Material provided:
begin

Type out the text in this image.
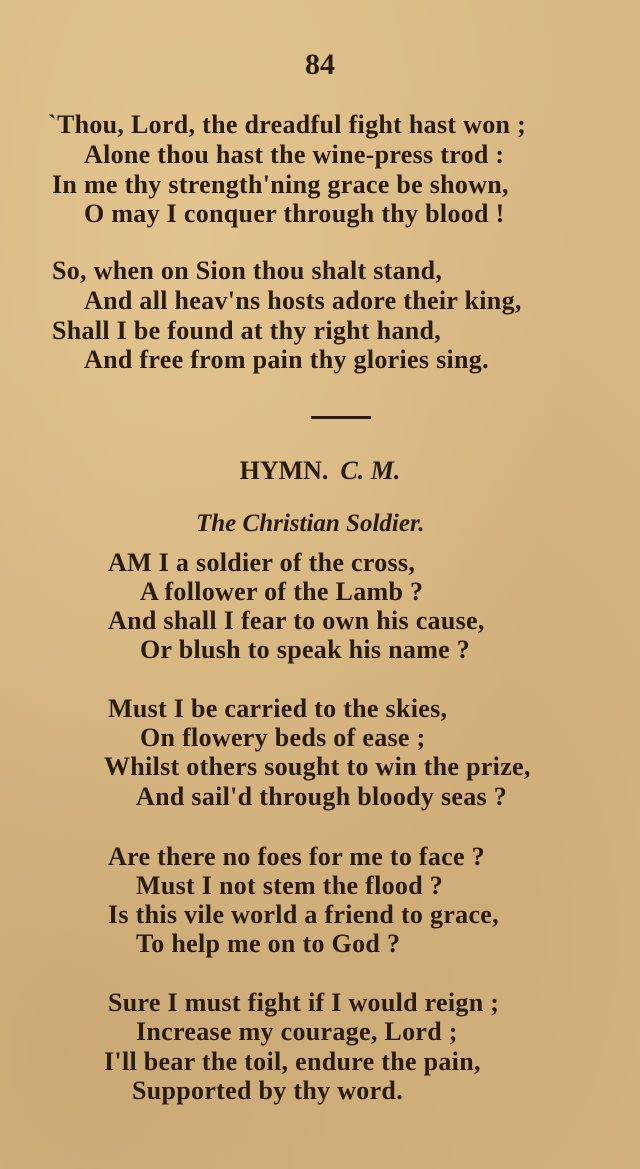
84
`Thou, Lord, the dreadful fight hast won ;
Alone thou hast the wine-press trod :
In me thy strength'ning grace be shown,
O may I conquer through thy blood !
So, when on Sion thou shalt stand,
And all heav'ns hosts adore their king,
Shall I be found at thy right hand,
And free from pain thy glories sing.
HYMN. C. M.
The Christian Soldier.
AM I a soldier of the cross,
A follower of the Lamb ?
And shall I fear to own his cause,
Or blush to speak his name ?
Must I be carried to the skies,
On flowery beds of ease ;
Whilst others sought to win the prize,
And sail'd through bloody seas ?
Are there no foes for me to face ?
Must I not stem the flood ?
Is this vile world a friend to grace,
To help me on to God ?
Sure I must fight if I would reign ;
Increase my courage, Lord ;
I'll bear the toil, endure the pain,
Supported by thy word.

end

Problem: Identify the lines that hold the word "pain". Copy every one of them.

Reply to the task:
And free from pain thy glories sing.
I'll bear the toil, endure the pain,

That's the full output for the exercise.